WHAT THE EXERCISE ASKS:
The entries below should be output exactly as written.
»»
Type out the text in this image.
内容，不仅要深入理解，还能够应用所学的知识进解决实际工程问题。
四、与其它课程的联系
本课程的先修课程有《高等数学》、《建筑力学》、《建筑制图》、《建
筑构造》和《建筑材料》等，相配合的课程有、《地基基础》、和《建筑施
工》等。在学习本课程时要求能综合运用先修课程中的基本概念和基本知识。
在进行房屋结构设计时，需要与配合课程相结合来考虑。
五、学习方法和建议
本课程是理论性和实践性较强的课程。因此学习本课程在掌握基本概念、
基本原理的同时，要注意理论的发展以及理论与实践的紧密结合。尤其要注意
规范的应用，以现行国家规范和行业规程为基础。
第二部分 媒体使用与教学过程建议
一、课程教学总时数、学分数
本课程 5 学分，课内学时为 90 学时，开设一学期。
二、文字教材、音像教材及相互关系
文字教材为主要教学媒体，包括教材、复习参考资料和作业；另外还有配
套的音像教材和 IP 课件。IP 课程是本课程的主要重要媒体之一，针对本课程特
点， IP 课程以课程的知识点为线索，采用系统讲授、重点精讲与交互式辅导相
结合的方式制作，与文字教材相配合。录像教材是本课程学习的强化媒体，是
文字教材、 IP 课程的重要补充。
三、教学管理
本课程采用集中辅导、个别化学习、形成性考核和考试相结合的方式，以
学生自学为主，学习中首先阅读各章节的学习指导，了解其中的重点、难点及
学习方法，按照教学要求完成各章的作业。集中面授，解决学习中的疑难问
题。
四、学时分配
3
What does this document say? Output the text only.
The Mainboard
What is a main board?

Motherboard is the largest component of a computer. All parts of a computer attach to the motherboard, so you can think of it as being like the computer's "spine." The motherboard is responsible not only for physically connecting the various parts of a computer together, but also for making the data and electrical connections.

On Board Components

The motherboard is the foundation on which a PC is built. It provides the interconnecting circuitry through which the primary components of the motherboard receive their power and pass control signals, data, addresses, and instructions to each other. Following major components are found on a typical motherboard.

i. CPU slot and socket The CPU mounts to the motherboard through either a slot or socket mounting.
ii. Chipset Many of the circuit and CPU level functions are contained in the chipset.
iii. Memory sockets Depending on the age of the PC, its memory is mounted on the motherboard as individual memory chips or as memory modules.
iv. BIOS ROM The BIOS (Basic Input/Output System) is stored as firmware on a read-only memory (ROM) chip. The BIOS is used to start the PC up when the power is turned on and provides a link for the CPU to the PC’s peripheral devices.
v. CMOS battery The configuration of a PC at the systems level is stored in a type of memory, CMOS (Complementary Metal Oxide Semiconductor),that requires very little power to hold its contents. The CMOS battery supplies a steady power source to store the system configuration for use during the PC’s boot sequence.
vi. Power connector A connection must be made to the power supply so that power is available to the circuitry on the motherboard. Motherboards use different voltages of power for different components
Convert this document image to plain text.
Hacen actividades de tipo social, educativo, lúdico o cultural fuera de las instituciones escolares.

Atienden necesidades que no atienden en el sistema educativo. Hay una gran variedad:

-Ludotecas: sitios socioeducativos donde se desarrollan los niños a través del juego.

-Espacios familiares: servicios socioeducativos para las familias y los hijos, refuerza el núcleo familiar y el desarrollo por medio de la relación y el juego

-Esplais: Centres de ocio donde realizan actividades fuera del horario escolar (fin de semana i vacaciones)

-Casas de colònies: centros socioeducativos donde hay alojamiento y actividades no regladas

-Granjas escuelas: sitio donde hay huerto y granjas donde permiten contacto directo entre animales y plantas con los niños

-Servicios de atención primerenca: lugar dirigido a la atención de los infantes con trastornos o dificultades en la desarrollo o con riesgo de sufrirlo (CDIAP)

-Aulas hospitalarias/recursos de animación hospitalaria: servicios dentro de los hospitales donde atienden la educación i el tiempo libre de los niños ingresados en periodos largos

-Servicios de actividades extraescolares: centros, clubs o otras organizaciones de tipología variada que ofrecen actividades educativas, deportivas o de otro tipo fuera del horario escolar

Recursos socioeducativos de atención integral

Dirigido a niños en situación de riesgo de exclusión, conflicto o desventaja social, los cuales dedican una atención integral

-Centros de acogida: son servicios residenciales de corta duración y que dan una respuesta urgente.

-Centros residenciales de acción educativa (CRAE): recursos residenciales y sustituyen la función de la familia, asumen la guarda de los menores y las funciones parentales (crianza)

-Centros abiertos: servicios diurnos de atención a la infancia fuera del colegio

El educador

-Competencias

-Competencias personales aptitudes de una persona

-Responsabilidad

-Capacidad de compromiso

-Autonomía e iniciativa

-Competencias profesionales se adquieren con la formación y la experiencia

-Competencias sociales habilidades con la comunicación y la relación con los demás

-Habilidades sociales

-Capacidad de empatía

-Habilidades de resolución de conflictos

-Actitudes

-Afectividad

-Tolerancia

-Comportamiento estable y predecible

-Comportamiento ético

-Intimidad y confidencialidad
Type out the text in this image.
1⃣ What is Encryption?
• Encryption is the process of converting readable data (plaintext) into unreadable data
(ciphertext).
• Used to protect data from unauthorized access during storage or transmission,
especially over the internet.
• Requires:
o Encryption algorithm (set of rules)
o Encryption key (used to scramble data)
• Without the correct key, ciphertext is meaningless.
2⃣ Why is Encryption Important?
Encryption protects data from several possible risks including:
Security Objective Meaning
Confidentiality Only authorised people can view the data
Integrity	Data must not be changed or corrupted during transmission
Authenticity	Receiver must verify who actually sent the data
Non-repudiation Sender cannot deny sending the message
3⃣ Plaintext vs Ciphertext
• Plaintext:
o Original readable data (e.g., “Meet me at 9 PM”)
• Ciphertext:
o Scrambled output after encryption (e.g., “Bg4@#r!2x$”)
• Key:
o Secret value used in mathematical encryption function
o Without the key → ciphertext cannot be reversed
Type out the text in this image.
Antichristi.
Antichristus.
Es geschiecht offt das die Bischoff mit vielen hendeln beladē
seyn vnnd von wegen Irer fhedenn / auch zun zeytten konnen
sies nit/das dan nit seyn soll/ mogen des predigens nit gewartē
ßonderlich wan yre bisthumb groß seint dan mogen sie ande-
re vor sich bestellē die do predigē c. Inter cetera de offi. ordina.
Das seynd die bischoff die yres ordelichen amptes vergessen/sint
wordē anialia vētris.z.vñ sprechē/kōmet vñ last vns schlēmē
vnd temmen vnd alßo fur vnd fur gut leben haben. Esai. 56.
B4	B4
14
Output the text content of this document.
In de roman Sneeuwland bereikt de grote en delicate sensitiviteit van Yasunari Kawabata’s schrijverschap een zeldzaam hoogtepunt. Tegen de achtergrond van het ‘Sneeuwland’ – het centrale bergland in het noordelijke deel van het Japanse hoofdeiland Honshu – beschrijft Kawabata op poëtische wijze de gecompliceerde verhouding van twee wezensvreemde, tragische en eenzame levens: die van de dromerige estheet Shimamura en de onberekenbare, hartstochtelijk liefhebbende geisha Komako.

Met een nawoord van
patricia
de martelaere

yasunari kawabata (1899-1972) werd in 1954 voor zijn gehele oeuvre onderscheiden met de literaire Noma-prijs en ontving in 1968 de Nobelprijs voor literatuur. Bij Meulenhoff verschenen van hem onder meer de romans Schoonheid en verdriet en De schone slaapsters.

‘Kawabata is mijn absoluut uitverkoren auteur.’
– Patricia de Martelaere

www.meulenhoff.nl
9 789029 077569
««
FULL RESPONSE:
Type out the text in this image.
内容，不仅要深入理解，还能够应用所学的知识进解决实际工程问题。
四、与其它课程的联系
本课程的先修课程有《高等数学》、《建筑力学》、《建筑制图》、《建
筑构造》和《建筑材料》等，相配合的课程有、《地基基础》、和《建筑施
工》等。在学习本课程时要求能综合运用先修课程中的基本概念和基本知识。
在进行房屋结构设计时，需要与配合课程相结合来考虑。
五、学习方法和建议
本课程是理论性和实践性较强的课程。因此学习本课程在掌握基本概念、
基本原理的同时，要注意理论的发展以及理论与实践的紧密结合。尤其要注意
规范的应用，以现行国家规范和行业规程为基础。
第二部分 媒体使用与教学过程建议
一、课程教学总时数、学分数
本课程 5 学分，课内学时为 90 学时，开设一学期。
二、文字教材、音像教材及相互关系
文字教材为主要教学媒体，包括教材、复习参考资料和作业；另外还有配
套的音像教材和 IP 课件。IP 课程是本课程的主要重要媒体之一，针对本课程特
点， IP 课程以课程的知识点为线索，采用系统讲授、重点精讲与交互式辅导相
结合的方式制作，与文字教材相配合。录像教材是本课程学习的强化媒体，是
文字教材、 IP 课程的重要补充。
三、教学管理
本课程采用集中辅导、个别化学习、形成性考核和考试相结合的方式，以
学生自学为主，学习中首先阅读各章节的学习指导，了解其中的重点、难点及
学习方法，按照教学要求完成各章的作业。集中面授，解决学习中的疑难问
题。
四、学时分配
3
What does this document say? Output the text only.
The Mainboard
What is a main board?

Motherboard is the largest component of a computer. All parts of a computer attach to the motherboard, so you can think of it as being like the computer's "spine." The motherboard is responsible not only for physically connecting the various parts of a computer together, but also for making the data and electrical connections.

On Board Components

The motherboard is the foundation on which a PC is built. It provides the interconnecting circuitry through which the primary components of the motherboard receive their power and pass control signals, data, addresses, and instructions to each other. Following major components are found on a typical motherboard.

i. CPU slot and socket The CPU mounts to the motherboard through either a slot or socket mounting.
ii. Chipset Many of the circuit and CPU level functions are contained in the chipset.
iii. Memory sockets Depending on the age of the PC, its memory is mounted on the motherboard as individual memory chips or as memory modules.
iv. BIOS ROM The BIOS (Basic Input/Output System) is stored as firmware on a read-only memory (ROM) chip. The BIOS is used to start the PC up when the power is turned on and provides a link for the CPU to the PC’s peripheral devices.
v. CMOS battery The configuration of a PC at the systems level is stored in a type of memory, CMOS (Complementary Metal Oxide Semiconductor),that requires very little power to hold its contents. The CMOS battery supplies a steady power source to store the system configuration for use during the PC’s boot sequence.
vi. Power connector A connection must be made to the power supply so that power is available to the circuitry on the motherboard. Motherboards use different voltages of power for different components
Convert this document image to plain text.
Hacen actividades de tipo social, educativo, lúdico o cultural fuera de las instituciones escolares.

Atienden necesidades que no atienden en el sistema educativo. Hay una gran variedad:

-Ludotecas: sitios socioeducativos donde se desarrollan los niños a través del juego.

-Espacios familiares: servicios socioeducativos para las familias y los hijos, refuerza el núcleo familiar y el desarrollo por medio de la relación y el juego

-Esplais: Centres de ocio donde realizan actividades fuera del horario escolar (fin de semana i vacaciones)

-Casas de colònies: centros socioeducativos donde hay alojamiento y actividades no regladas

-Granjas escuelas: sitio donde hay huerto y granjas donde permiten contacto directo entre animales y plantas con los niños

-Servicios de atención primerenca: lugar dirigido a la atención de los infantes con trastornos o dificultades en la desarrollo o con riesgo de sufrirlo (CDIAP)

-Aulas hospitalarias/recursos de animación hospitalaria: servicios dentro de los hospitales donde atienden la educación i el tiempo libre de los niños ingresados en periodos largos

-Servicios de actividades extraescolares: centros, clubs o otras organizaciones de tipología variada que ofrecen actividades educativas, deportivas o de otro tipo fuera del horario escolar

Recursos socioeducativos de atención integral

Dirigido a niños en situación de riesgo de exclusión, conflicto o desventaja social, los cuales dedican una atención integral

-Centros de acogida: son servicios residenciales de corta duración y que dan una respuesta urgente.

-Centros residenciales de acción educativa (CRAE): recursos residenciales y sustituyen la función de la familia, asumen la guarda de los menores y las funciones parentales (crianza)

-Centros abiertos: servicios diurnos de atención a la infancia fuera del colegio

El educador

-Competencias

-Competencias personales aptitudes de una persona

-Responsabilidad

-Capacidad de compromiso

-Autonomía e iniciativa

-Competencias profesionales se adquieren con la formación y la experiencia

-Competencias sociales habilidades con la comunicación y la relación con los demás

-Habilidades sociales

-Capacidad de empatía

-Habilidades de resolución de conflictos

-Actitudes

-Afectividad

-Tolerancia

-Comportamiento estable y predecible

-Comportamiento ético

-Intimidad y confidencialidad
Type out the text in this image.
1⃣ What is Encryption?
• Encryption is the process of converting readable data (plaintext) into unreadable data
(ciphertext).
• Used to protect data from unauthorized access during storage or transmission,
especially over the internet.
• Requires:
o Encryption algorithm (set of rules)
o Encryption key (used to scramble data)
• Without the correct key, ciphertext is meaningless.
2⃣ Why is Encryption Important?
Encryption protects data from several possible risks including:
Security Objective Meaning
Confidentiality Only authorised people can view the data
Integrity	Data must not be changed or corrupted during transmission
Authenticity	Receiver must verify who actually sent the data
Non-repudiation Sender cannot deny sending the message
3⃣ Plaintext vs Ciphertext
• Plaintext:
o Original readable data (e.g., “Meet me at 9 PM”)
• Ciphertext:
o Scrambled output after encryption (e.g., “Bg4@#r!2x$”)
• Key:
o Secret value used in mathematical encryption function
o Without the key → ciphertext cannot be reversed
Type out the text in this image.
Antichristi.
Antichristus.
Es geschiecht offt das die Bischoff mit vielen hendeln beladē
seyn vnnd von wegen Irer fhedenn / auch zun zeytten konnen
sies nit/das dan nit seyn soll/ mogen des predigens nit gewartē
ßonderlich wan yre bisthumb groß seint dan mogen sie ande-
re vor sich bestellē die do predigē c. Inter cetera de offi. ordina.
Das seynd die bischoff die yres ordelichen amptes vergessen/sint
wordē anialia vētris.z.vñ sprechē/kōmet vñ last vns schlēmē
vnd temmen vnd alßo fur vnd fur gut leben haben. Esai. 56.
B4	B4
14
Output the text content of this document.
In de roman Sneeuwland bereikt de grote en delicate sensitiviteit van Yasunari Kawabata’s schrijverschap een zeldzaam hoogtepunt. Tegen de achtergrond van het ‘Sneeuwland’ – het centrale bergland in het noordelijke deel van het Japanse hoofdeiland Honshu – beschrijft Kawabata op poëtische wijze de gecompliceerde verhouding van twee wezensvreemde, tragische en eenzame levens: die van de dromerige estheet Shimamura en de onberekenbare, hartstochtelijk liefhebbende geisha Komako.

Met een nawoord van
patricia
de martelaere

yasunari kawabata (1899-1972) werd in 1954 voor zijn gehele oeuvre onderscheiden met de literaire Noma-prijs en ontving in 1968 de Nobelprijs voor literatuur. Bij Meulenhoff verschenen van hem onder meer de romans Schoonheid en verdriet en De schone slaapsters.

‘Kawabata is mijn absoluut uitverkoren auteur.’
– Patricia de Martelaere

www.meulenhoff.nl
9 789029 077569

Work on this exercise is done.